• [Directive] Count the lines below that contain the word "What", and reply with that number alone.
** BEGIN **
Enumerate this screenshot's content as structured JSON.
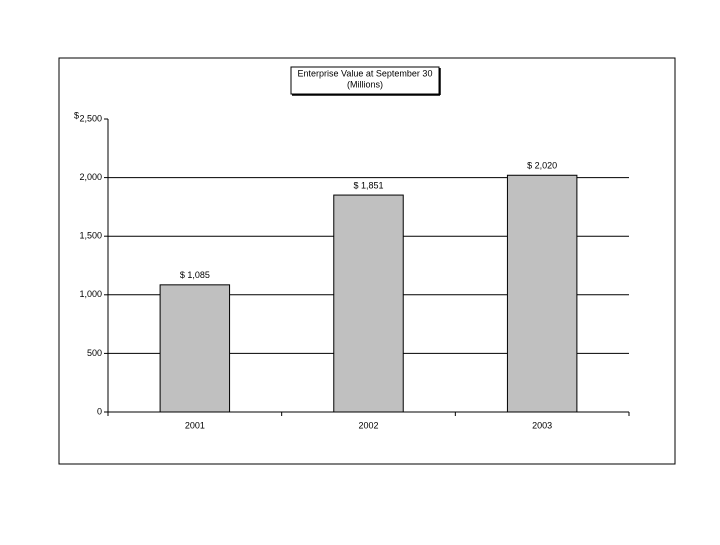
{
  "chart_data": {
    "type": "bar",
    "title": "Enterprise Value at September 30",
    "subtitle": "(Millions)",
    "ylabel": "$",
    "categories": [
      "2001",
      "2002",
      "2003"
    ],
    "values": [
      1085,
      1851,
      2020
    ],
    "value_labels": [
      "$ 1,085",
      "$ 1,851",
      "$ 2,020"
    ],
    "color": "#c0c0c0",
    "ylim": [
      0,
      2500
    ],
    "yticks": [
      0,
      500,
      {
        "value": 1000,
        "label": "1,000"
      },
      {
        "value": 1500,
        "label": "1,500"
      },
      {
        "value": 2000,
        "label": "2,000"
      },
      {
        "value": 2500,
        "label": "2,500"
      }
    ],
    "grid": true
  }
}
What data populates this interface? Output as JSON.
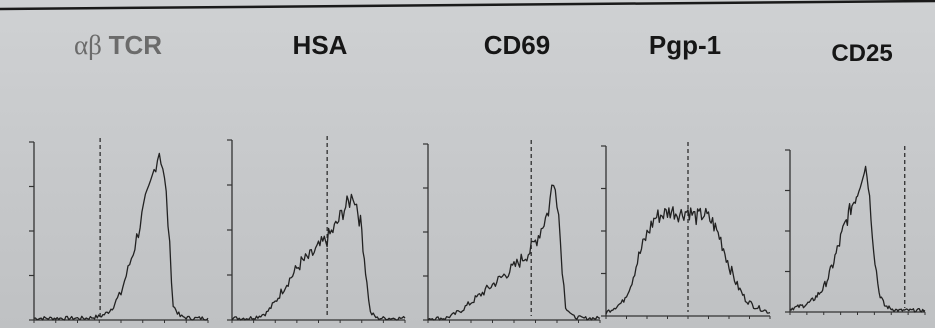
{
  "figure": {
    "colors": {
      "background": "#c8cacc",
      "trace": "#222222",
      "axis": "#333333",
      "marker": "#222222"
    }
  },
  "chart_data": [
    {
      "type": "line",
      "title_greek": "αβ",
      "title": "TCR",
      "xlim": [
        0,
        100
      ],
      "ylim": [
        0,
        100
      ],
      "marker_x": 38,
      "x": [
        0,
        10,
        20,
        30,
        38,
        42,
        45,
        48,
        50,
        52,
        54,
        56,
        58,
        60,
        62,
        64,
        66,
        68,
        70,
        72,
        74,
        76,
        78,
        80,
        84,
        90,
        100
      ],
      "y": [
        1,
        1,
        1,
        1,
        2,
        4,
        7,
        12,
        15,
        22,
        28,
        35,
        42,
        50,
        58,
        66,
        72,
        80,
        88,
        95,
        86,
        70,
        40,
        8,
        2,
        1,
        1
      ]
    },
    {
      "type": "line",
      "title": "HSA",
      "xlim": [
        0,
        100
      ],
      "ylim": [
        0,
        100
      ],
      "marker_x": 55,
      "x": [
        0,
        10,
        15,
        20,
        25,
        30,
        35,
        40,
        45,
        50,
        55,
        60,
        65,
        68,
        70,
        72,
        75,
        78,
        80,
        84,
        90,
        100
      ],
      "y": [
        1,
        1,
        2,
        4,
        10,
        18,
        25,
        32,
        35,
        40,
        45,
        52,
        62,
        66,
        70,
        64,
        50,
        20,
        4,
        1,
        1,
        1
      ],
      "noisy": true
    },
    {
      "type": "line",
      "title": "CD69",
      "xlim": [
        0,
        100
      ],
      "ylim": [
        0,
        100
      ],
      "marker_x": 60,
      "x": [
        0,
        10,
        15,
        20,
        25,
        30,
        35,
        40,
        45,
        50,
        55,
        60,
        65,
        70,
        72,
        74,
        76,
        78,
        80,
        84,
        90,
        100
      ],
      "y": [
        1,
        1,
        3,
        6,
        10,
        14,
        18,
        22,
        26,
        30,
        35,
        40,
        50,
        62,
        75,
        78,
        60,
        30,
        8,
        2,
        1,
        1
      ],
      "noisy": true
    },
    {
      "type": "line",
      "title": "Pgp-1",
      "xlim": [
        0,
        100
      ],
      "ylim": [
        0,
        100
      ],
      "marker_x": 50,
      "x": [
        0,
        10,
        15,
        20,
        25,
        30,
        35,
        40,
        45,
        50,
        55,
        60,
        65,
        70,
        75,
        80,
        85,
        90,
        95,
        100
      ],
      "y": [
        2,
        8,
        18,
        35,
        48,
        58,
        60,
        62,
        60,
        62,
        58,
        60,
        55,
        45,
        30,
        18,
        10,
        6,
        4,
        2
      ],
      "noisy": true
    },
    {
      "type": "line",
      "title": "CD25",
      "xlim": [
        0,
        100
      ],
      "ylim": [
        0,
        100
      ],
      "marker_x": 85,
      "x": [
        0,
        10,
        15,
        20,
        25,
        30,
        35,
        40,
        45,
        50,
        52,
        54,
        56,
        58,
        60,
        62,
        64,
        66,
        70,
        75,
        80,
        88,
        100
      ],
      "y": [
        2,
        4,
        6,
        10,
        15,
        25,
        38,
        52,
        64,
        74,
        80,
        86,
        90,
        80,
        60,
        40,
        25,
        12,
        4,
        2,
        1,
        1,
        1
      ],
      "noisy": true
    }
  ]
}
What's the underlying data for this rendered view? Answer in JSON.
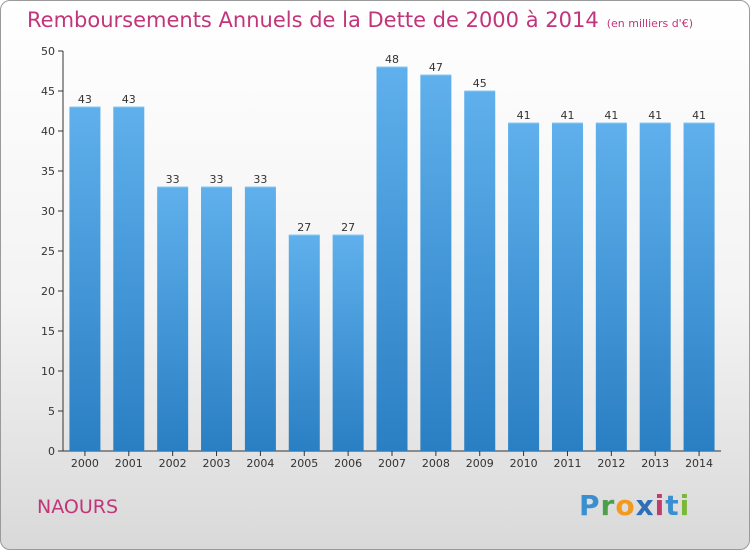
{
  "title": "Remboursements Annuels de la Dette de 2000 à 2014",
  "subtitle": "(en milliers d'€)",
  "commune": "NAOURS",
  "logo": {
    "text": "Proxiti",
    "letters": [
      "P",
      "r",
      "o",
      "x",
      "i",
      "t",
      "i"
    ],
    "colors": [
      "#3a8fd0",
      "#4aa14a",
      "#f29a1f",
      "#2e6fb8",
      "#c23a6e",
      "#3a8fd0",
      "#7ab83a"
    ]
  },
  "colors": {
    "accent": "#c2357a",
    "bar_top": "#5fb0ec",
    "bar_bottom": "#2a7fc3"
  },
  "chart_data": {
    "type": "bar",
    "categories": [
      "2000",
      "2001",
      "2002",
      "2003",
      "2004",
      "2005",
      "2006",
      "2007",
      "2008",
      "2009",
      "2010",
      "2011",
      "2012",
      "2013",
      "2014"
    ],
    "values": [
      43,
      43,
      33,
      33,
      33,
      27,
      27,
      48,
      47,
      45,
      41,
      41,
      41,
      41,
      41
    ],
    "title": "Remboursements Annuels de la Dette de 2000 à 2014",
    "subtitle": "(en milliers d'€)",
    "xlabel": "",
    "ylabel": "",
    "ylim": [
      0,
      50
    ],
    "yticks": [
      0,
      5,
      10,
      15,
      20,
      25,
      30,
      35,
      40,
      45,
      50
    ],
    "grid": false,
    "data_labels": true
  }
}
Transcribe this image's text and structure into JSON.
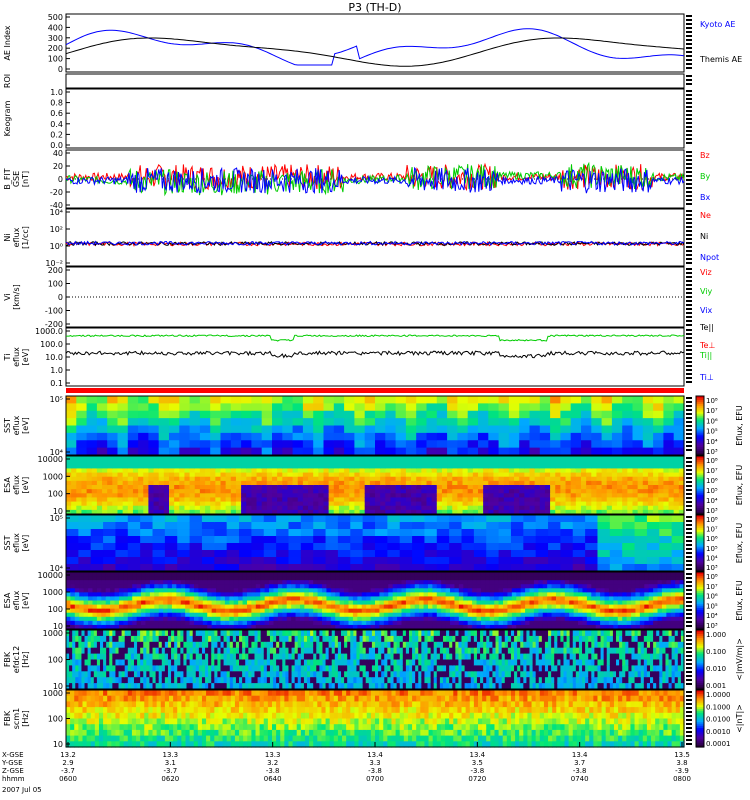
{
  "chart_data": {
    "title": "P3 (TH-D)",
    "date": "2007 Jul 05",
    "type": "line",
    "time_axis": {
      "tick_labels": [
        "0600",
        "0620",
        "0640",
        "0700",
        "0720",
        "0740",
        "0800"
      ],
      "row_labels": [
        "X-GSE",
        "Y-GSE",
        "Z-GSE",
        "hhmm"
      ],
      "rows": [
        [
          "13.2",
          "13.3",
          "13.3",
          "13.4",
          "13.4",
          "13.4",
          "13.5"
        ],
        [
          "2.9",
          "3.1",
          "3.2",
          "3.3",
          "3.5",
          "3.7",
          "3.8"
        ],
        [
          "-3.7",
          "-3.7",
          "-3.8",
          "-3.8",
          "-3.8",
          "-3.8",
          "-3.9"
        ]
      ]
    },
    "panels": [
      {
        "id": "ae",
        "ylabel": "AE Index",
        "yticks": [
          "0",
          "100",
          "200",
          "300",
          "400",
          "500"
        ],
        "series": [
          {
            "name": "Kyoto AE",
            "color": "#0000ff"
          },
          {
            "name": "Themis AE",
            "color": "#000000"
          }
        ],
        "ylim": [
          0,
          500
        ]
      },
      {
        "id": "roi",
        "ylabel": "ROI"
      },
      {
        "id": "keogram",
        "ylabel": "Keogram",
        "yticks": [
          "0.0",
          "0.2",
          "0.4",
          "0.6",
          "0.8",
          "1.0"
        ],
        "ylim": [
          0,
          1
        ]
      },
      {
        "id": "bfit",
        "ylabel": "B_FIT\nGSE\n[nT]",
        "yticks": [
          "-40",
          "-20",
          "0",
          "20",
          "40"
        ],
        "ylim": [
          -40,
          40
        ],
        "series": [
          {
            "name": "Bz",
            "color": "#ff0000"
          },
          {
            "name": "By",
            "color": "#00cc00"
          },
          {
            "name": "Bx",
            "color": "#0000ff"
          }
        ]
      },
      {
        "id": "ni",
        "ylabel": "Ni\neflux\n[1/cc]",
        "yticks": [
          "10⁻²",
          "10⁰",
          "10²",
          "10⁴"
        ],
        "ylim": [
          -3,
          5
        ],
        "ylog": true,
        "series": [
          {
            "name": "Ne",
            "color": "#ff0000"
          },
          {
            "name": "Ni",
            "color": "#000000"
          },
          {
            "name": "Npot",
            "color": "#0000ff"
          }
        ]
      },
      {
        "id": "vi",
        "ylabel": "Vi\n[km/s]",
        "yticks": [
          "-200",
          "-100",
          "0",
          "100",
          "200"
        ],
        "ylim": [
          -250,
          250
        ],
        "series": [
          {
            "name": "Viz",
            "color": "#ff0000"
          },
          {
            "name": "Viy",
            "color": "#00cc00"
          },
          {
            "name": "Vix",
            "color": "#0000ff"
          }
        ]
      },
      {
        "id": "ti",
        "ylabel": "Ti\neflux\n[eV]",
        "yticks": [
          "0.1",
          "1.0",
          "10.0",
          "100.0",
          "1000.0"
        ],
        "ylim": [
          -1,
          3.5
        ],
        "ylog": true,
        "series": [
          {
            "name": "Te||",
            "color": "#000000"
          },
          {
            "name": "Te⊥",
            "color": "#ff0000"
          },
          {
            "name": "Ti||",
            "color": "#00cc00"
          },
          {
            "name": "Ti⊥",
            "color": "#0000ff"
          }
        ]
      },
      {
        "id": "sst_e",
        "ylabel": "SST\neflux\n[eV]",
        "yticks": [
          "10⁴",
          "10⁵"
        ],
        "cbar": "Eflux, EFU",
        "cticks": [
          "10⁸",
          "10⁷",
          "10⁶",
          "10⁵",
          "10⁴",
          "10³"
        ]
      },
      {
        "id": "esa_e",
        "ylabel": "ESA\neflux\n[eV]",
        "yticks": [
          "10",
          "100",
          "1000",
          "10000"
        ],
        "cbar": "Eflux, EFU",
        "cticks": [
          "10⁸",
          "10⁷",
          "10⁶",
          "10⁵",
          "10⁴",
          "10³"
        ]
      },
      {
        "id": "sst_i",
        "ylabel": "SST\neflux\n[eV]",
        "yticks": [
          "10⁴",
          "10⁵"
        ],
        "cbar": "Eflux, EFU",
        "cticks": [
          "10⁸",
          "10⁷",
          "10⁶",
          "10⁵",
          "10⁴",
          "10³"
        ]
      },
      {
        "id": "esa_i",
        "ylabel": "ESA\neflux\n[eV]",
        "yticks": [
          "10",
          "100",
          "1000",
          "10000"
        ],
        "cbar": "Eflux, EFU",
        "cticks": [
          "10⁸",
          "10⁷",
          "10⁶",
          "10⁵",
          "10⁴",
          "10³"
        ]
      },
      {
        "id": "fbk_e",
        "ylabel": "FBK\nefdc12\n[Hz]",
        "yticks": [
          "10",
          "100",
          "1000"
        ],
        "cbar": "<|mV/m|>",
        "cticks": [
          "1.000",
          "0.100",
          "0.010",
          "0.001"
        ]
      },
      {
        "id": "fbk_b",
        "ylabel": "FBK\nscm1\n[Hz]",
        "yticks": [
          "10",
          "100",
          "1000"
        ],
        "cbar": "<|nT|>",
        "cticks": [
          "1.0000",
          "0.1000",
          "0.0100",
          "0.0010",
          "0.0001"
        ]
      }
    ]
  },
  "colors": {
    "background": "#ffffff",
    "axis": "#000000",
    "separator": "#ff0000"
  }
}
** END **
• [Task answer] 2